→ STORED DATA:
####################

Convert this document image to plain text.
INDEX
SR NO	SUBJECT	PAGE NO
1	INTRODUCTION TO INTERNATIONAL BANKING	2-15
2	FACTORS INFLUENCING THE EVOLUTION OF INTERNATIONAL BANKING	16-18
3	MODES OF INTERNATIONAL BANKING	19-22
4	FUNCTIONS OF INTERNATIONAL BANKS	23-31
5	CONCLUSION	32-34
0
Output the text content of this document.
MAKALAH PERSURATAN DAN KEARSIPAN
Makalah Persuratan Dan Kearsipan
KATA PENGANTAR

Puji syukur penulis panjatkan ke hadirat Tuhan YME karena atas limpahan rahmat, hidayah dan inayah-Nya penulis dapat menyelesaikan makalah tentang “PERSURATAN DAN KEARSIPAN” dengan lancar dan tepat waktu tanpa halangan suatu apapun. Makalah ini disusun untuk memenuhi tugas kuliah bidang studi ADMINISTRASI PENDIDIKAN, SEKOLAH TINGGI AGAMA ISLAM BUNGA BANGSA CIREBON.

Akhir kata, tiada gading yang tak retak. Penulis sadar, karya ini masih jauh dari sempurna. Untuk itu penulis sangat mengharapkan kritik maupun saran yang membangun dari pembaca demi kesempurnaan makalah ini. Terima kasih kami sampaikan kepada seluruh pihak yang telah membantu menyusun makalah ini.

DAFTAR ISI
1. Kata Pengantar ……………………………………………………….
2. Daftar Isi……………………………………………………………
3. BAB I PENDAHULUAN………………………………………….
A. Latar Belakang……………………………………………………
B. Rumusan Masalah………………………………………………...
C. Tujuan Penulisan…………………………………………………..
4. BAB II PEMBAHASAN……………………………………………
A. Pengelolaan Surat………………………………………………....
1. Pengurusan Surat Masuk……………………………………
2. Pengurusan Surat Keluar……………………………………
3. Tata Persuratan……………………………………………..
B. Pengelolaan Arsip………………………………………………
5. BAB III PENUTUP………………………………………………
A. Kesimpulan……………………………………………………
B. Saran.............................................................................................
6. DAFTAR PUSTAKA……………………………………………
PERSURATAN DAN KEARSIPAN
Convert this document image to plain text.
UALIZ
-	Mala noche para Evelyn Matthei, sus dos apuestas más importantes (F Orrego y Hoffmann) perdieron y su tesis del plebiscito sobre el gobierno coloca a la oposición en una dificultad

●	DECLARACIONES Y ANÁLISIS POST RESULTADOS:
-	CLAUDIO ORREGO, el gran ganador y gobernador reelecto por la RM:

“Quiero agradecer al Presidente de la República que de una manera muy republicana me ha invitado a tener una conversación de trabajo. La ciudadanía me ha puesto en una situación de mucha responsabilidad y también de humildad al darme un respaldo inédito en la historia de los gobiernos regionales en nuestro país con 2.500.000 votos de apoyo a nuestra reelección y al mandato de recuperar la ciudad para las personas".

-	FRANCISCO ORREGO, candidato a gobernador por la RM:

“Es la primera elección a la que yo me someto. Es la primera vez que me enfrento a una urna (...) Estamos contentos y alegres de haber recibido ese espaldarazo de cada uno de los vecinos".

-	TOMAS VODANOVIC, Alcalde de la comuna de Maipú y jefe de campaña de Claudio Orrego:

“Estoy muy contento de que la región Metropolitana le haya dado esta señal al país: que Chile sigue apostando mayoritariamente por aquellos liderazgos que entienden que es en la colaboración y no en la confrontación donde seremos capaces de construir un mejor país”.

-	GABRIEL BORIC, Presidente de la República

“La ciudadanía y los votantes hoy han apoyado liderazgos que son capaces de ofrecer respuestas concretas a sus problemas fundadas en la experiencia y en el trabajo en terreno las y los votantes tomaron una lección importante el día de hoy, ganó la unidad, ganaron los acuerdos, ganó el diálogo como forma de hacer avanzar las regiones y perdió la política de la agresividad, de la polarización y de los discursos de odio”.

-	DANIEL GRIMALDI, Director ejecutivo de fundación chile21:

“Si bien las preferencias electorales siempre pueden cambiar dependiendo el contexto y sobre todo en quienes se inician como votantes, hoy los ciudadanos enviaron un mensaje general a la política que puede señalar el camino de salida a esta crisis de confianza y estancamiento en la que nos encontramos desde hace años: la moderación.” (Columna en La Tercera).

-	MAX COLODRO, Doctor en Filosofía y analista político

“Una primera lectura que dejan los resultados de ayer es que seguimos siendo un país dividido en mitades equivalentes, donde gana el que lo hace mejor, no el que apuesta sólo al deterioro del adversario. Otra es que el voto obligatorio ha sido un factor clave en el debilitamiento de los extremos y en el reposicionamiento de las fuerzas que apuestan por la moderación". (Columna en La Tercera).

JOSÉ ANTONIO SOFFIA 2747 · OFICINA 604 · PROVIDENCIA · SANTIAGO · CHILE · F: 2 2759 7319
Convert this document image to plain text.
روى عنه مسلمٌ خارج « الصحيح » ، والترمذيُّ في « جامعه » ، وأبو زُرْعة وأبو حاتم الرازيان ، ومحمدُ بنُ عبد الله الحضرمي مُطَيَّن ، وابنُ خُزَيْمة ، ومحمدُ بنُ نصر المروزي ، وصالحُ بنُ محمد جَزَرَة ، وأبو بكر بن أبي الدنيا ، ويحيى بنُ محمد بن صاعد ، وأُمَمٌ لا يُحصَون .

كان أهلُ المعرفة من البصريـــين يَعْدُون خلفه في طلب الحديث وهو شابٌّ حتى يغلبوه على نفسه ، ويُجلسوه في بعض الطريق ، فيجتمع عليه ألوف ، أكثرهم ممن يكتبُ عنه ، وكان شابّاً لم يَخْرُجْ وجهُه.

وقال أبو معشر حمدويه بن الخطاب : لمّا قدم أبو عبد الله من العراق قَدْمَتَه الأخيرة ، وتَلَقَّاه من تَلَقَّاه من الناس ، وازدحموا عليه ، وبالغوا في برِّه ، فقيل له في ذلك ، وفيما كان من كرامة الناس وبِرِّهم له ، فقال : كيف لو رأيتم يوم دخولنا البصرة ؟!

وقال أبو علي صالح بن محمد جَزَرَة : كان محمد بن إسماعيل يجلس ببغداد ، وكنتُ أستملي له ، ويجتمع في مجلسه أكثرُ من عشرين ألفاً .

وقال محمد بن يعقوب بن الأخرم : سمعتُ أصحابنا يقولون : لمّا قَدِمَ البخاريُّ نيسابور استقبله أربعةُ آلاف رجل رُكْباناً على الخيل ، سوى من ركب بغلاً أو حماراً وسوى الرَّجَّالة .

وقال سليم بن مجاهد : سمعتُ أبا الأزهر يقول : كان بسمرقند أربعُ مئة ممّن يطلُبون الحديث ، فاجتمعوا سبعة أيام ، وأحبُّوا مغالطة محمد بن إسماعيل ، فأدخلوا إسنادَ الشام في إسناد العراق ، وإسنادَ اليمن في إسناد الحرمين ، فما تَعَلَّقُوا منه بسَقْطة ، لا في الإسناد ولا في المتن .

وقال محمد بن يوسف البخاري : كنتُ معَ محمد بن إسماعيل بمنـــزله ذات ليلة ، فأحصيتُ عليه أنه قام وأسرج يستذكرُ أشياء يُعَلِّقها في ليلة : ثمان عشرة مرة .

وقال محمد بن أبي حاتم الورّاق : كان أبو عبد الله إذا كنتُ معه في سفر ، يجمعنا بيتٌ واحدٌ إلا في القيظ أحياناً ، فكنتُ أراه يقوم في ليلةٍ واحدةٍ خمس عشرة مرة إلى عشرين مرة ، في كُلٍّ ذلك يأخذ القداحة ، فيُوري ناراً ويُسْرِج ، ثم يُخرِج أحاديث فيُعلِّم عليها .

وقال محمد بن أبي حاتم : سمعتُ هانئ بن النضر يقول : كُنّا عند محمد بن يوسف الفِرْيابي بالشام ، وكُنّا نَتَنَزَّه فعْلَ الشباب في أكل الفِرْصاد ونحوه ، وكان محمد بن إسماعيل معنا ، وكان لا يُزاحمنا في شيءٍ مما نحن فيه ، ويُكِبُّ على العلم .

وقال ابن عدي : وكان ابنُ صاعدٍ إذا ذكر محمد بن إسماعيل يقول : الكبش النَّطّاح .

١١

####################

→ AIM: List each line of the records that holds the string "votantes".

→ THE COMPLETED TASK:
“La ciudadanía y los votantes hoy han apoyado liderazgos que son capaces de ofrecer respuestas concretas a sus problemas fundadas en la experiencia y en el trabajo en terreno las y los votantes tomaron una lección importante el día de hoy, ganó la unidad, ganaron los acuerdos, ganó el diálogo como forma de hacer avanzar las regiones y perdió la política de la agresividad, de la polarización y de los discursos de odio”.
“Si bien las preferencias electorales siempre pueden cambiar dependiendo el contexto y sobre todo en quienes se inician como votantes, hoy los ciudadanos enviaron un mensaje general a la política que puede señalar el camino de salida a esta crisis de confianza y estancamiento en la que nos encontramos desde hace años: la moderación.” (Columna en La Tercera).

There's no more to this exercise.